**** Data entries ****
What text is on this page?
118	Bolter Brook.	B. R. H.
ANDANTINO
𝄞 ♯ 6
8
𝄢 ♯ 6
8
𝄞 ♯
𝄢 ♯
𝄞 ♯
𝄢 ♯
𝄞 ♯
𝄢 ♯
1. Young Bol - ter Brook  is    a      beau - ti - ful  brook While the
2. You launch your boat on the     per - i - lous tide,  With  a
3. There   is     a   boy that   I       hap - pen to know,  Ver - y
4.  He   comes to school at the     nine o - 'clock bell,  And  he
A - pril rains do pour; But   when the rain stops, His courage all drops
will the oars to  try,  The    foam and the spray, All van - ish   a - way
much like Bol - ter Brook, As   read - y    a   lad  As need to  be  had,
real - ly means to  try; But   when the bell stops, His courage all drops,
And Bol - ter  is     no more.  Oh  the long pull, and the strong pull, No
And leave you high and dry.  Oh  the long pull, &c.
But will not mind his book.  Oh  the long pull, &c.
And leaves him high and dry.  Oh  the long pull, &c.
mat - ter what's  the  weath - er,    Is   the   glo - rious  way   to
****
Copy all lines from the data that hold the word "bell".

Answer to this task ->
4.  He   comes to school at the     nine o - 'clock bell,  And  he
real - ly means to  try; But   when the bell stops, His courage all drops,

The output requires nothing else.